Format the data from the line containing "Patent image size: (1328, 778)." down through the line containing "The wavelength blocker" as a two-column CSV with the headers input and output. Give one row per entry, with its text under input and its answer under output, each in a single quoted field with line breaks replaced by spaces.

Data records
○ ○ ○ ○
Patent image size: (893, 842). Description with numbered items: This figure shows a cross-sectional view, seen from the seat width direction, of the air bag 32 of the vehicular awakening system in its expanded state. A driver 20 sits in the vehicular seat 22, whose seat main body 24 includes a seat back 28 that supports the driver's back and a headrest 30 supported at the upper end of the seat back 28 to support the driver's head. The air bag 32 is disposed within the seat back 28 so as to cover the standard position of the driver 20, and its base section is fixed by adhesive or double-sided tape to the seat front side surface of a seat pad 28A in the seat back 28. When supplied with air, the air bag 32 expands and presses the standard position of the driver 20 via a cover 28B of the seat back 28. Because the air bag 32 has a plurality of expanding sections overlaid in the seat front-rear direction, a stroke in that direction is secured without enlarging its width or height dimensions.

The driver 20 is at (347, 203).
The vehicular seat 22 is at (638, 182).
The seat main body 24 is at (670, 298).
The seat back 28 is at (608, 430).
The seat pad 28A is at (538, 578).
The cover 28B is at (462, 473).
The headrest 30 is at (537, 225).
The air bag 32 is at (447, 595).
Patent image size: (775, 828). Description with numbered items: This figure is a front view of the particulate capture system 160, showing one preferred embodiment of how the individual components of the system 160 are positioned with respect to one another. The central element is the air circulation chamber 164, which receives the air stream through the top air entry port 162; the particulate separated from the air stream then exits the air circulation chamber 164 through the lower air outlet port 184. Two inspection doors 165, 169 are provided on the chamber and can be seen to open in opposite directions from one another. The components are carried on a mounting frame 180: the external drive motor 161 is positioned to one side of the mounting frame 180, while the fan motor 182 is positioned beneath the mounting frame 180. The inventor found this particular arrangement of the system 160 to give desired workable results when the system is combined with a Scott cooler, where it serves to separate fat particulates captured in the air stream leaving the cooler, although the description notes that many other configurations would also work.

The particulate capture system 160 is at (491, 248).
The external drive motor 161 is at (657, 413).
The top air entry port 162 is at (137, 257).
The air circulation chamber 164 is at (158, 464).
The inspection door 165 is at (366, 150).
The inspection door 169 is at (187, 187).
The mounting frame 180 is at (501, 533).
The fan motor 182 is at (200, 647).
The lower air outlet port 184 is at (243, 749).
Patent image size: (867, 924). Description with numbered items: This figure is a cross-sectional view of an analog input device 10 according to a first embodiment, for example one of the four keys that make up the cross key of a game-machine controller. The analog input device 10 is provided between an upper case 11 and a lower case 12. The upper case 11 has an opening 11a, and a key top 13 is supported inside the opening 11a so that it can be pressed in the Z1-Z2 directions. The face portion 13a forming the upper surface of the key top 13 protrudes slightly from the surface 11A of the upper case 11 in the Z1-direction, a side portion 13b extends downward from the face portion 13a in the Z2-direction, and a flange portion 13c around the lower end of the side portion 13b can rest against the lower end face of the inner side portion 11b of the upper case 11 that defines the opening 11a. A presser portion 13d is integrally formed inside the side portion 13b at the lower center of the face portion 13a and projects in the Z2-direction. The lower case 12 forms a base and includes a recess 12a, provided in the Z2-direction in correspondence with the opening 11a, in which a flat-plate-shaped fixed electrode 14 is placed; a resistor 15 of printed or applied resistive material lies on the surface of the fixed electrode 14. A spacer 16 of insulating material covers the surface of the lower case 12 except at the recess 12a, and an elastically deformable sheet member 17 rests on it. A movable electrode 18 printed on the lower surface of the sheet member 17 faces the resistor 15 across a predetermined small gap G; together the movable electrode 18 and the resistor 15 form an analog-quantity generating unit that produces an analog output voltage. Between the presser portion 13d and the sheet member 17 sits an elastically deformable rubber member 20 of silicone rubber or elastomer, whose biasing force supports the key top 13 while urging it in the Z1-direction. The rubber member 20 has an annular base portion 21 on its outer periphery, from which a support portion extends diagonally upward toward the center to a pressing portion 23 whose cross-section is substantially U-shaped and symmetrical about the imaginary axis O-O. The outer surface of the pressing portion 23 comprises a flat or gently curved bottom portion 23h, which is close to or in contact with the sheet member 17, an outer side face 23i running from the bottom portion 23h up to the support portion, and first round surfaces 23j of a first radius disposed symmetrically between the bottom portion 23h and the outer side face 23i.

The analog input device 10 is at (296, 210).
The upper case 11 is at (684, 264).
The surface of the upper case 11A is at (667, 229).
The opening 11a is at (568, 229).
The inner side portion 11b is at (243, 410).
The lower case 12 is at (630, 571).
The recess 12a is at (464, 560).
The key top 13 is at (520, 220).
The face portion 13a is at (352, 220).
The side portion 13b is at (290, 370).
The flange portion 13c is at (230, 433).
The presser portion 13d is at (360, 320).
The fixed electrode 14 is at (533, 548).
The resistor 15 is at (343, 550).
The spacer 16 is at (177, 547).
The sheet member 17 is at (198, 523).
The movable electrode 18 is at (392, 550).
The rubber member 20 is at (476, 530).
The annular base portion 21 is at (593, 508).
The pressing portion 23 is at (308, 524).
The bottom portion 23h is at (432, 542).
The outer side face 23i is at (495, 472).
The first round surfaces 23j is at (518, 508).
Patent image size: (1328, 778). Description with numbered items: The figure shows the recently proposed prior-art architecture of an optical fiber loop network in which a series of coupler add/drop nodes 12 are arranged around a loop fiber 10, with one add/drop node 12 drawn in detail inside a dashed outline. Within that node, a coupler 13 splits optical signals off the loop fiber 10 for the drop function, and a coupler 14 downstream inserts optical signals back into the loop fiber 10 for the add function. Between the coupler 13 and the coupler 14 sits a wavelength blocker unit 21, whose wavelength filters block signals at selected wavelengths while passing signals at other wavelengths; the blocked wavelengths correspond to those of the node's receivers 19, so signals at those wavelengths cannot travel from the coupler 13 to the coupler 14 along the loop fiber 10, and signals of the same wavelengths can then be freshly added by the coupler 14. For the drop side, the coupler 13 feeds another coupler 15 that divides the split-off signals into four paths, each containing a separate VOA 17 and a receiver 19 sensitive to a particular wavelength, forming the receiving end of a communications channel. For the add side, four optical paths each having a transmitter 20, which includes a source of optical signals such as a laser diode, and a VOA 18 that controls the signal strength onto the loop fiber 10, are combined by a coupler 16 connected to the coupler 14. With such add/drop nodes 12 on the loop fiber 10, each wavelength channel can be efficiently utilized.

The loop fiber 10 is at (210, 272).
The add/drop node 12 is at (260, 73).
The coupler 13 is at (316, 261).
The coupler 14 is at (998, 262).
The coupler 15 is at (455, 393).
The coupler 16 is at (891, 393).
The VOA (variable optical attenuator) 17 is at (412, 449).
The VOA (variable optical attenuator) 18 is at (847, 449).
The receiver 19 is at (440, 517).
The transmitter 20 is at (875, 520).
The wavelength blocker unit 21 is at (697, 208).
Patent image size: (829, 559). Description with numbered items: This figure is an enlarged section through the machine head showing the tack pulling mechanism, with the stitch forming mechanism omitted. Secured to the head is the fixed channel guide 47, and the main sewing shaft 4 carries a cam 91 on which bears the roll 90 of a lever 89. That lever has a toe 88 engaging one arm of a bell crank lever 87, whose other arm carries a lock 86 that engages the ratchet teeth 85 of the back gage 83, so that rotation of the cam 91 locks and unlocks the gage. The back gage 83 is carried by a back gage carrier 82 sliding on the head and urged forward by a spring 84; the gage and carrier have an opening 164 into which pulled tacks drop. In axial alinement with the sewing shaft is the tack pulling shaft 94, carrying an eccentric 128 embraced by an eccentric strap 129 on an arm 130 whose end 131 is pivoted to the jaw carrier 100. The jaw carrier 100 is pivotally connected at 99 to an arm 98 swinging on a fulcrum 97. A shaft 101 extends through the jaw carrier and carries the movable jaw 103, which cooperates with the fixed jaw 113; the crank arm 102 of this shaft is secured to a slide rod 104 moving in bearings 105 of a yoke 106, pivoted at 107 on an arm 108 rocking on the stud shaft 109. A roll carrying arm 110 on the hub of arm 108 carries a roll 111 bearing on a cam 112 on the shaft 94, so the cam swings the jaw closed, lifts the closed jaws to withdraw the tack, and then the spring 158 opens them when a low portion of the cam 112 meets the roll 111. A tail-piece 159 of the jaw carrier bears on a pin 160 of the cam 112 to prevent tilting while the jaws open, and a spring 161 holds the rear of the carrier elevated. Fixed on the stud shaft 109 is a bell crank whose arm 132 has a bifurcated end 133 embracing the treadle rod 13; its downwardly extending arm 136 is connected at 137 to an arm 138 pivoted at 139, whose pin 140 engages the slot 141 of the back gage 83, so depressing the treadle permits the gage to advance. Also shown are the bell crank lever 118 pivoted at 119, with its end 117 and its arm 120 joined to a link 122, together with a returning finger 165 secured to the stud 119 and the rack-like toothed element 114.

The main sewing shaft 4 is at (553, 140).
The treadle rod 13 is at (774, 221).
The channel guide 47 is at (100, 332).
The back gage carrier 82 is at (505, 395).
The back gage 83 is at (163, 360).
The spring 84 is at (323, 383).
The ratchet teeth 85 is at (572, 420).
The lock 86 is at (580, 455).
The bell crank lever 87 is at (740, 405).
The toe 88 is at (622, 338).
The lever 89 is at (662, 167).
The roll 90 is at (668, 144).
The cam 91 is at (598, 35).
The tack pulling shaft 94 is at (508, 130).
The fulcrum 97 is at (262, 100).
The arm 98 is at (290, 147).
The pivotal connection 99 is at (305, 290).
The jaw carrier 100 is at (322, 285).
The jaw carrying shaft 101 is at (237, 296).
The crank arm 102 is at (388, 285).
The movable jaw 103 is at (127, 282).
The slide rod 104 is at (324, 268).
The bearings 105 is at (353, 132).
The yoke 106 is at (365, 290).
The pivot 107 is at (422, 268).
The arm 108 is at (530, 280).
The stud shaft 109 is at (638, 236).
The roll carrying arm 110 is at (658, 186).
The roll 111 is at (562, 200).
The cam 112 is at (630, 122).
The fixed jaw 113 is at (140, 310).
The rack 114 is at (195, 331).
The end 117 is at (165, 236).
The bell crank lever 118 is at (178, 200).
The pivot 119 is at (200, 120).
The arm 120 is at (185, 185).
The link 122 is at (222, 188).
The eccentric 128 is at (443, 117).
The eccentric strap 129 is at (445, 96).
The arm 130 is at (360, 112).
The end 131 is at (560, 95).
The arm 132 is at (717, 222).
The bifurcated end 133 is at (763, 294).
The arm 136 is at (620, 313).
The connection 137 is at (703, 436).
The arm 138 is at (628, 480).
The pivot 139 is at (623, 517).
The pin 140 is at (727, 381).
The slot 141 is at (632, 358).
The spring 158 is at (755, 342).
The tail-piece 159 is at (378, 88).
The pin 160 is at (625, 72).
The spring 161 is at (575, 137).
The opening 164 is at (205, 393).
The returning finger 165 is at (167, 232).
○ ○ ○ ○
Task response
input,output
"Patent image size: (1328, 778). Description with numbered items: The figure shows the recently proposed prior-art architecture of an optical fiber loop network in which a series of coupler add/drop nodes 12 are arranged around a loop fiber 10, with one add/drop node 12 drawn in detail inside a dashed outline. Within that node, a coupler 13 splits optical signals off the loop fiber 10 for the drop function, and a coupler 14 downstream inserts optical signals back into the loop fiber 10 for the add function. Between the coupler 13 and the coupler 14 sits a wavelength blocker unit 21, whose wavelength filters block signals at selected wavelengths while passing signals at other wavelengths; the blocked wavelengths correspond to those of the node's receivers 19, so signals at those wavelengths cannot travel from the coupler 13 to the coupler 14 along the loop fiber 10, and signals of the same wavelengths can then be freshly added by the coupler 14. For the drop side, the coupler 13 feeds another coupler 15 that divides the split-off signals into four paths, each containing a separate VOA 17 and a receiver 19 sensitive to a particular wavelength, forming the receiving end of a communications channel. For the add side, four optical paths each having a transmitter 20, which includes a source of optical signals such as a laser diode, and a VOA 18 that controls the signal strength onto the loop fiber 10, are combined by a coupler 16 connected to the coupler 14. With such add/drop nodes 12 on the loop fiber 10, each wavelength channel can be efficiently utilized.","The loop fiber 10 is at (210, 272). The add/drop node 12 is at (260, 73). The coupler 13 is at (316, 261). The coupler 14 is at (998, 262). The coupler 15 is at (455, 393). The coupler 16 is at (891, 393). The VOA (variable optical attenuator) 17 is at (412, 449). The VOA (variable optical attenuator) 18 is at (847, 449). The receiver 19 is at (440, 517). The transmitter 20 is at (875, 520). The wavelength blocker unit 21 is at (697, 208)."